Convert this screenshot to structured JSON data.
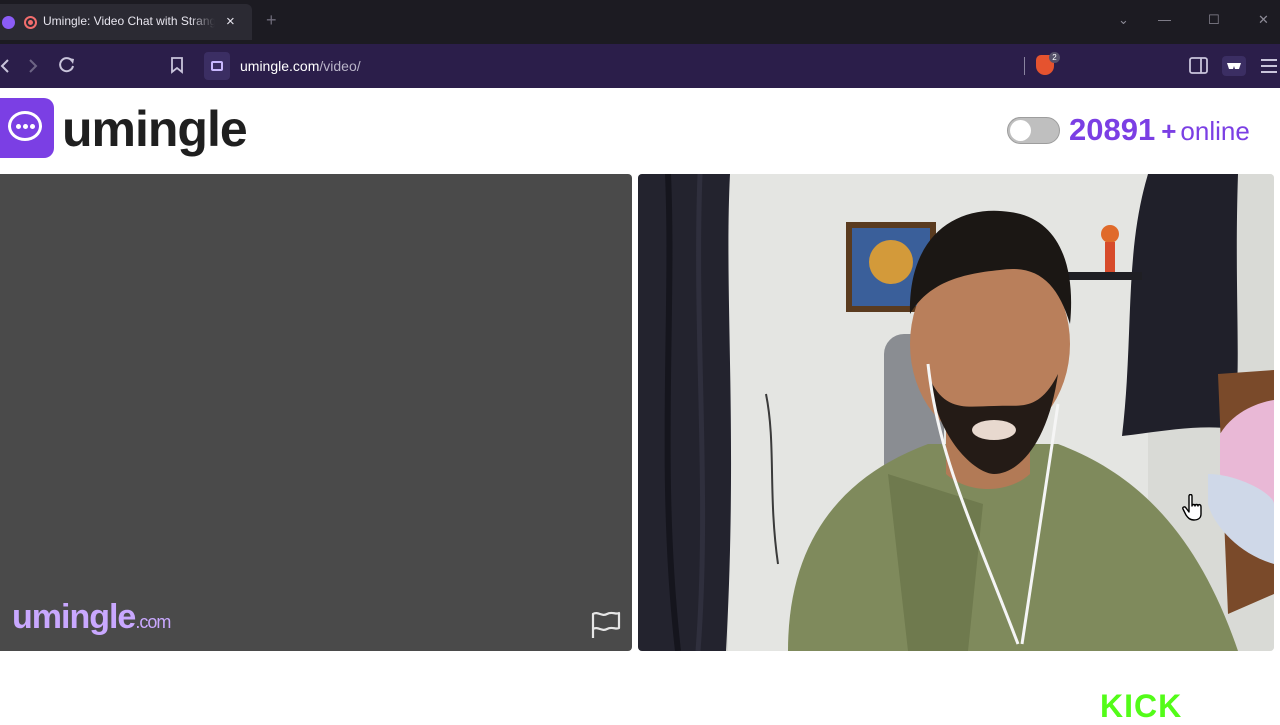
{
  "browser": {
    "tab_title": "Umingle: Video Chat with Strangers",
    "tab_close": "×",
    "new_tab": "+",
    "url_domain": "umingle.com",
    "url_path": "/video/",
    "brave_badge": "2",
    "window_controls": [
      "⌄",
      "—",
      "☐",
      "✕"
    ]
  },
  "header": {
    "brand": "umingle",
    "online_count": "20891",
    "online_plus": "+",
    "online_label": "online",
    "toggle_on": false
  },
  "video": {
    "watermark_main": "umingle",
    "watermark_tld": ".com"
  },
  "overlay": {
    "kick_logo": "KICK"
  },
  "colors": {
    "brand": "#7b3fe4",
    "nav_bg": "#2b1e4a",
    "tab_bg": "#1c1b22",
    "kick": "#53fc18"
  },
  "icons": [
    "back-icon",
    "forward-icon",
    "reload-icon",
    "bookmark-icon",
    "video-site-icon",
    "brave-shield-icon",
    "sidebar-icon",
    "wallet-icon",
    "menu-icon",
    "report-flag-icon"
  ]
}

• • • •

Every record is to be reproduced exactly, with no pictures included.

Convert this screenshot to structured JSON data.
{
  "browser": {
    "tab_title": "Umingle: Video Chat with Strangers",
    "tab_close": "×",
    "new_tab": "+",
    "url_domain": "umingle.com",
    "url_path": "/video/",
    "brave_badge": "2",
    "window_controls": [
      "⌄",
      "—",
      "☐",
      "✕"
    ]
  },
  "header": {
    "brand": "umingle",
    "online_count": "20891",
    "online_plus": "+",
    "online_label": "online",
    "toggle_on": false
  },
  "video": {
    "watermark_main": "umingle",
    "watermark_tld": ".com"
  },
  "overlay": {
    "kick_logo": "KICK"
  },
  "colors": {
    "brand": "#7b3fe4",
    "nav_bg": "#2b1e4a",
    "tab_bg": "#1c1b22",
    "kick": "#53fc18"
  },
  "icons": [
    "back-icon",
    "forward-icon",
    "reload-icon",
    "bookmark-icon",
    "video-site-icon",
    "brave-shield-icon",
    "sidebar-icon",
    "wallet-icon",
    "menu-icon",
    "report-flag-icon"
  ]
}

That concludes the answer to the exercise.